» Written task:
Separate out the lines that hold "Mostrar".

Collected data entries
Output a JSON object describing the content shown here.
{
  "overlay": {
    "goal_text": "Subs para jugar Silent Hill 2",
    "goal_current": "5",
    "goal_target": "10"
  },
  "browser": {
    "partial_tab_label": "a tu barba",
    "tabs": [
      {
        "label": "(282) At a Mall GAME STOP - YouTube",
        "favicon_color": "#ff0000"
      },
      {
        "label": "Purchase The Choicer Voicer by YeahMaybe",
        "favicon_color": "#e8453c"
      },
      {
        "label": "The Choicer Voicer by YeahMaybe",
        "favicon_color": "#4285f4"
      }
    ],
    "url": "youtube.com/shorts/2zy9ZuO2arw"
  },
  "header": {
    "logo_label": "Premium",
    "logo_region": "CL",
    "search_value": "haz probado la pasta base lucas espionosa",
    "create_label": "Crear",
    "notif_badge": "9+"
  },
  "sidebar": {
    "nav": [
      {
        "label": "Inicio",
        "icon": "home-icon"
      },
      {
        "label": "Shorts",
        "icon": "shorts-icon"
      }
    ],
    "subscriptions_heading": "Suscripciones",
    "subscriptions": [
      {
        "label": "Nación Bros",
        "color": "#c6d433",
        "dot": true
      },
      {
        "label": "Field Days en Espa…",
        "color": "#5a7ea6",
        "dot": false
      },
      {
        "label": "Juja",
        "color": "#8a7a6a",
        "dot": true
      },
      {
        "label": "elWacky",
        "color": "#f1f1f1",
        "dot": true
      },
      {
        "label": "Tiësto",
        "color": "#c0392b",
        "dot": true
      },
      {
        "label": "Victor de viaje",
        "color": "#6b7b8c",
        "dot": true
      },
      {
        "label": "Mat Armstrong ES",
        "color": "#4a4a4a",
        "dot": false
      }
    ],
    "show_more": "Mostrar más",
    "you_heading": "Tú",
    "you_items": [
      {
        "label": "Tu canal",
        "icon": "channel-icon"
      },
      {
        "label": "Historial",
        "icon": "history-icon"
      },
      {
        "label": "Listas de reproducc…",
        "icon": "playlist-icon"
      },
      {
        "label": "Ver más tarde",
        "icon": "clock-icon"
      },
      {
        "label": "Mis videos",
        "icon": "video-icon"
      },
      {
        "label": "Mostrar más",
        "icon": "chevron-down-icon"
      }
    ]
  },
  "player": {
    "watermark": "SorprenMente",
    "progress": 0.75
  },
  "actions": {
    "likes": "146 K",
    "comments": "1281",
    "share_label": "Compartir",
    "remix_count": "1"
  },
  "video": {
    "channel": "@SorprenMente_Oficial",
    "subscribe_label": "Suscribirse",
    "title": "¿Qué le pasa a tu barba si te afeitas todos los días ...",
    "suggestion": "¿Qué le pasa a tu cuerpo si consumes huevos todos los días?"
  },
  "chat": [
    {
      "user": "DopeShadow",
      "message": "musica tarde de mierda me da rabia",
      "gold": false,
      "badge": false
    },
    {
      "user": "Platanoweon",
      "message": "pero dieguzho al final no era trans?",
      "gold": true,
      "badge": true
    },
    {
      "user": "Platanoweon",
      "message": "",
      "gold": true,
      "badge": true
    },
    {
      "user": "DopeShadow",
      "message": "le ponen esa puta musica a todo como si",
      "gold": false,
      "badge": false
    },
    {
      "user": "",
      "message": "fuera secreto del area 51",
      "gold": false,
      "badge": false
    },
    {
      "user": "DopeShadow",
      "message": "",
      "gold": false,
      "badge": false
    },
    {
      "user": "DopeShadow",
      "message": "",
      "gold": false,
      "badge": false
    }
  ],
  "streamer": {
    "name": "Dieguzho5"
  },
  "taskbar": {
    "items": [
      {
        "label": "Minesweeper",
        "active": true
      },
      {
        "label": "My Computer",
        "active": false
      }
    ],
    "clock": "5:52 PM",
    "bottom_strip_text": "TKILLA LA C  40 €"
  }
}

» Solved problem:
    "show_more": "Mostrar más",
        "label": "Mostrar más",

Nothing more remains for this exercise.